▼▼▼

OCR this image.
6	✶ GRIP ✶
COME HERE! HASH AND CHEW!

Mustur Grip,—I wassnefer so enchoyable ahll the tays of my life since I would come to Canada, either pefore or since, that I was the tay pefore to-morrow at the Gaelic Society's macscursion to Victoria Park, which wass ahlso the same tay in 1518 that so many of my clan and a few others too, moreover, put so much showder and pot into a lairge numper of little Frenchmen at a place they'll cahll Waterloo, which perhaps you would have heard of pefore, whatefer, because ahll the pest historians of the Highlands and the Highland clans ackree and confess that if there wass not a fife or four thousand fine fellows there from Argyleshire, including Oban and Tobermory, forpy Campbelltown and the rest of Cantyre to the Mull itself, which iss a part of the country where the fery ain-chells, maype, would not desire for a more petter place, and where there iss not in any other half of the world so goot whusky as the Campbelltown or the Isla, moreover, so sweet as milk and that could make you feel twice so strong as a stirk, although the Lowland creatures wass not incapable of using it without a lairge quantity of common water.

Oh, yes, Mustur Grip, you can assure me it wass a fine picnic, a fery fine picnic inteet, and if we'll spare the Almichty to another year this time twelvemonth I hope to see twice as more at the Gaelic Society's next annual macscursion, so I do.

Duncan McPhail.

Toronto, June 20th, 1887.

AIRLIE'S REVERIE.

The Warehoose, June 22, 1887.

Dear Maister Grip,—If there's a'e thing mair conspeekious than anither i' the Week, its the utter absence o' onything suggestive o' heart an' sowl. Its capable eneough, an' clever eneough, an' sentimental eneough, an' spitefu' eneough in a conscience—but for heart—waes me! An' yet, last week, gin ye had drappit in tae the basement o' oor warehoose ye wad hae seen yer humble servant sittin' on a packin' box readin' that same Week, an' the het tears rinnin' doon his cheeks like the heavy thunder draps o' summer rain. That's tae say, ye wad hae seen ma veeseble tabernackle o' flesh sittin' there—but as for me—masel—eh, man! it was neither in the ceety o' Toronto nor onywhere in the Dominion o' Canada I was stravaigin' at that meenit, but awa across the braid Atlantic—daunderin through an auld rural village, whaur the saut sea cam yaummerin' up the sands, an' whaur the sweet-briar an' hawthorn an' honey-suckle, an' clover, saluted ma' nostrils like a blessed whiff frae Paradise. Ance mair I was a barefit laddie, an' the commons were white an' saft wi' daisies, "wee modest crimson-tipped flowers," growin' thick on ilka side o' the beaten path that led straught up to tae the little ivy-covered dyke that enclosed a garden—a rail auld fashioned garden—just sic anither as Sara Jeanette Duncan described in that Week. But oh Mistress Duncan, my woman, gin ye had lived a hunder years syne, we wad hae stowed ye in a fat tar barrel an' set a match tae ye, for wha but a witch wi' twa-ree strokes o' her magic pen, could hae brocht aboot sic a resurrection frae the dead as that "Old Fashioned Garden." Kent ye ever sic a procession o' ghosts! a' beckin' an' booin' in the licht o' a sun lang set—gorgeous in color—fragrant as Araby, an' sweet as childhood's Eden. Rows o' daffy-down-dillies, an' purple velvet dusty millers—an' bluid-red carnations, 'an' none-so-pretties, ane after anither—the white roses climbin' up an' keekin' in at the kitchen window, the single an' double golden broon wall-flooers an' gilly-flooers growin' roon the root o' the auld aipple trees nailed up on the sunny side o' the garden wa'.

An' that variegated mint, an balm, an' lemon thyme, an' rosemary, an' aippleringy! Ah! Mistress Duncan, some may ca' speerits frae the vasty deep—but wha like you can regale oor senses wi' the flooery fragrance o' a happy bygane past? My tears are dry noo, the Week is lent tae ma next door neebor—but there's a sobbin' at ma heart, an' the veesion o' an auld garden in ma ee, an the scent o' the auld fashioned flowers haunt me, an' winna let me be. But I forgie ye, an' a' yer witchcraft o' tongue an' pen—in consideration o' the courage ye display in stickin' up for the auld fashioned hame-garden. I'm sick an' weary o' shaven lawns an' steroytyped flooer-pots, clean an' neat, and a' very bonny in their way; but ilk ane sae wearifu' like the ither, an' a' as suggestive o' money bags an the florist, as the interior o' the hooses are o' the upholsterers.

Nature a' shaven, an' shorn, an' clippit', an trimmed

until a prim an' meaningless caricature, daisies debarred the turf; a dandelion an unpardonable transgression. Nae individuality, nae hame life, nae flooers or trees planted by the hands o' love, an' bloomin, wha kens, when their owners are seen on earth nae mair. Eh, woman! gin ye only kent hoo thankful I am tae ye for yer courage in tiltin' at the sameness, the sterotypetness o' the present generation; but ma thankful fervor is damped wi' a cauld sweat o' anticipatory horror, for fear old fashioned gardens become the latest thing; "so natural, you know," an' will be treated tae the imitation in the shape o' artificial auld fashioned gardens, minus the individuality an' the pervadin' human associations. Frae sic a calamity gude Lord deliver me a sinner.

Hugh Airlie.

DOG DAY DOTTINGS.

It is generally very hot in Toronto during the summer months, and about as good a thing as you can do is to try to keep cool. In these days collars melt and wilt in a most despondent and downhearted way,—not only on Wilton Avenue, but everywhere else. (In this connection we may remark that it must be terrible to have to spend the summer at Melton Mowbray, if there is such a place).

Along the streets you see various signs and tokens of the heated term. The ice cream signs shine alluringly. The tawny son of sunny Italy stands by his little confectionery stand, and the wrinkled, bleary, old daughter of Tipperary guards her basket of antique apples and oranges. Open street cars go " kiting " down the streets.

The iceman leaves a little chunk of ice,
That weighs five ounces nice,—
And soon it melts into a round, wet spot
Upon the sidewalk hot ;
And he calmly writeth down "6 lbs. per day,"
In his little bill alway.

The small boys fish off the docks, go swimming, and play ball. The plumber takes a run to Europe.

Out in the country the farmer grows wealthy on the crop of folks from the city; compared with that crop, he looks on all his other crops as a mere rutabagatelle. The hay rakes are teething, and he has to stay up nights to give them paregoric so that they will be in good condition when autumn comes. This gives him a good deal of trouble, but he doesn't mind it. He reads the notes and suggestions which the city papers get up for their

▲▲▲

- Aim
Write each line above out exactly.

- Result of the task
OCR this image.
6	✶ GRIP ✶
COME HERE! HASH AND CHEW!

Mustur Grip,—I wassnefer so enchoyable ahll the tays of my life since I would come to Canada, either pefore or since, that I was the tay pefore to-morrow at the Gaelic Society's macscursion to Victoria Park, which wass ahlso the same tay in 1518 that so many of my clan and a few others too, moreover, put so much showder and pot into a lairge numper of little Frenchmen at a place they'll cahll Waterloo, which perhaps you would have heard of pefore, whatefer, because ahll the pest historians of the Highlands and the Highland clans ackree and confess that if there wass not a fife or four thousand fine fellows there from Argyleshire, including Oban and Tobermory, forpy Campbelltown and the rest of Cantyre to the Mull itself, which iss a part of the country where the fery ain-chells, maype, would not desire for a more petter place, and where there iss not in any other half of the world so goot whusky as the Campbelltown or the Isla, moreover, so sweet as milk and that could make you feel twice so strong as a stirk, although the Lowland creatures wass not incapable of using it without a lairge quantity of common water.

Oh, yes, Mustur Grip, you can assure me it wass a fine picnic, a fery fine picnic inteet, and if we'll spare the Almichty to another year this time twelvemonth I hope to see twice as more at the Gaelic Society's next annual macscursion, so I do.

Duncan McPhail.

Toronto, June 20th, 1887.

AIRLIE'S REVERIE.

The Warehoose, June 22, 1887.

Dear Maister Grip,—If there's a'e thing mair conspeekious than anither i' the Week, its the utter absence o' onything suggestive o' heart an' sowl. Its capable eneough, an' clever eneough, an' sentimental eneough, an' spitefu' eneough in a conscience—but for heart—waes me! An' yet, last week, gin ye had drappit in tae the basement o' oor warehoose ye wad hae seen yer humble servant sittin' on a packin' box readin' that same Week, an' the het tears rinnin' doon his cheeks like the heavy thunder draps o' summer rain. That's tae say, ye wad hae seen ma veeseble tabernackle o' flesh sittin' there—but as for me—masel—eh, man! it was neither in the ceety o' Toronto nor onywhere in the Dominion o' Canada I was stravaigin' at that meenit, but awa across the braid Atlantic—daunderin through an auld rural village, whaur the saut sea cam yaummerin' up the sands, an' whaur the sweet-briar an' hawthorn an' honey-suckle, an' clover, saluted ma' nostrils like a blessed whiff frae Paradise. Ance mair I was a barefit laddie, an' the commons were white an' saft wi' daisies, "wee modest crimson-tipped flowers," growin' thick on ilka side o' the beaten path that led straught up to tae the little ivy-covered dyke that enclosed a garden—a rail auld fashioned garden—just sic anither as Sara Jeanette Duncan described in that Week. But oh Mistress Duncan, my woman, gin ye had lived a hunder years syne, we wad hae stowed ye in a fat tar barrel an' set a match tae ye, for wha but a witch wi' twa-ree strokes o' her magic pen, could hae brocht aboot sic a resurrection frae the dead as that "Old Fashioned Garden." Kent ye ever sic a procession o' ghosts! a' beckin' an' booin' in the licht o' a sun lang set—gorgeous in color—fragrant as Araby, an' sweet as childhood's Eden. Rows o' daffy-down-dillies, an' purple velvet dusty millers—an' bluid-red carnations, 'an' none-so-pretties, ane after anither—the white roses climbin' up an' keekin' in at the kitchen window, the single an' double golden broon wall-flooers an' gilly-flooers growin' roon the root o' the auld aipple trees nailed up on the sunny side o' the garden wa'.

An' that variegated mint, an balm, an' lemon thyme, an' rosemary, an' aippleringy! Ah! Mistress Duncan, some may ca' speerits frae the vasty deep—but wha like you can regale oor senses wi' the flooery fragrance o' a happy bygane past? My tears are dry noo, the Week is lent tae ma next door neebor—but there's a sobbin' at ma heart, an' the veesion o' an auld garden in ma ee, an the scent o' the auld fashioned flowers haunt me, an' winna let me be. But I forgie ye, an' a' yer witchcraft o' tongue an' pen—in consideration o' the courage ye display in stickin' up for the auld fashioned hame-garden. I'm sick an' weary o' shaven lawns an' steroytyped flooer-pots, clean an' neat, and a' very bonny in their way; but ilk ane sae wearifu' like the ither, an' a' as suggestive o' money bags an the florist, as the interior o' the hooses are o' the upholsterers.

Nature a' shaven, an' shorn, an' clippit', an trimmed

until a prim an' meaningless caricature, daisies debarred the turf; a dandelion an unpardonable transgression. Nae individuality, nae hame life, nae flooers or trees planted by the hands o' love, an' bloomin, wha kens, when their owners are seen on earth nae mair. Eh, woman! gin ye only kent hoo thankful I am tae ye for yer courage in tiltin' at the sameness, the sterotypetness o' the present generation; but ma thankful fervor is damped wi' a cauld sweat o' anticipatory horror, for fear old fashioned gardens become the latest thing; "so natural, you know," an' will be treated tae the imitation in the shape o' artificial auld fashioned gardens, minus the individuality an' the pervadin' human associations. Frae sic a calamity gude Lord deliver me a sinner.

Hugh Airlie.

DOG DAY DOTTINGS.

It is generally very hot in Toronto during the summer months, and about as good a thing as you can do is to try to keep cool. In these days collars melt and wilt in a most despondent and downhearted way,—not only on Wilton Avenue, but everywhere else. (In this connection we may remark that it must be terrible to have to spend the summer at Melton Mowbray, if there is such a place).

Along the streets you see various signs and tokens of the heated term. The ice cream signs shine alluringly. The tawny son of sunny Italy stands by his little confectionery stand, and the wrinkled, bleary, old daughter of Tipperary guards her basket of antique apples and oranges. Open street cars go " kiting " down the streets.

The iceman leaves a little chunk of ice,
That weighs five ounces nice,—
And soon it melts into a round, wet spot
Upon the sidewalk hot ;
And he calmly writeth down "6 lbs. per day,"
In his little bill alway.

The small boys fish off the docks, go swimming, and play ball. The plumber takes a run to Europe.

Out in the country the farmer grows wealthy on the crop of folks from the city; compared with that crop, he looks on all his other crops as a mere rutabagatelle. The hay rakes are teething, and he has to stay up nights to give them paregoric so that they will be in good condition when autumn comes. This gives him a good deal of trouble, but he doesn't mind it. He reads the notes and suggestions which the city papers get up for their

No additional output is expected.